"""

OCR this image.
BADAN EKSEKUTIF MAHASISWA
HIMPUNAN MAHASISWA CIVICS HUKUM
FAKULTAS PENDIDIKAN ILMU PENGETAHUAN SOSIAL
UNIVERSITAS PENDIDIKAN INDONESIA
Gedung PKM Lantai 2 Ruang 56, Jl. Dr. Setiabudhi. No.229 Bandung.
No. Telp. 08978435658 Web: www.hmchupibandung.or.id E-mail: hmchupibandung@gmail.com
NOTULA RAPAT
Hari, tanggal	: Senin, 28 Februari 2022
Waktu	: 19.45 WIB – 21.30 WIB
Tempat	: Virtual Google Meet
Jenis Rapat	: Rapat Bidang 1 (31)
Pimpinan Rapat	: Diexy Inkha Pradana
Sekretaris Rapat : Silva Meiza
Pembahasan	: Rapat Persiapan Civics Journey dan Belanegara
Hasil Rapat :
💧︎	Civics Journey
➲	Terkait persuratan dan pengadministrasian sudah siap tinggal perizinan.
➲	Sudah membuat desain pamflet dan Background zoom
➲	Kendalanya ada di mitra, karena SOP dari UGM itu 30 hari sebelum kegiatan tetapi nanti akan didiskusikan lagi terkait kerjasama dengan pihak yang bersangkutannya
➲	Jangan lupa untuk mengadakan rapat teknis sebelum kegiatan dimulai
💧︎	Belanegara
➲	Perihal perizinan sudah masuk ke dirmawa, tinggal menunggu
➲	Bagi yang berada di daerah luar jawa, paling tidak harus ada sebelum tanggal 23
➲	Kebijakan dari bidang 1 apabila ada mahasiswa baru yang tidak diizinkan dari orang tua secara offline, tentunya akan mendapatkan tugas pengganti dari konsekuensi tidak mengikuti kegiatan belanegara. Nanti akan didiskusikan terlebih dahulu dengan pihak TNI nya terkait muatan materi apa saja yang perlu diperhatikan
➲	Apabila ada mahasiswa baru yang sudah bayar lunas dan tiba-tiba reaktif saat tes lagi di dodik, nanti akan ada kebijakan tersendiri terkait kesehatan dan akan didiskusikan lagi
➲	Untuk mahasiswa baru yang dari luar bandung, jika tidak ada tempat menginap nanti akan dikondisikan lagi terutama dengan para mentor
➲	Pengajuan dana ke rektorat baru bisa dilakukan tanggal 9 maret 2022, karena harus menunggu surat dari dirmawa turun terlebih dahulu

"""

Exercise brief:
In the entries above, find lines with "Journey" and copy each.

Task output:
Pembahasan	: Rapat Persiapan Civics Journey dan Belanegara
💧︎	Civics Journey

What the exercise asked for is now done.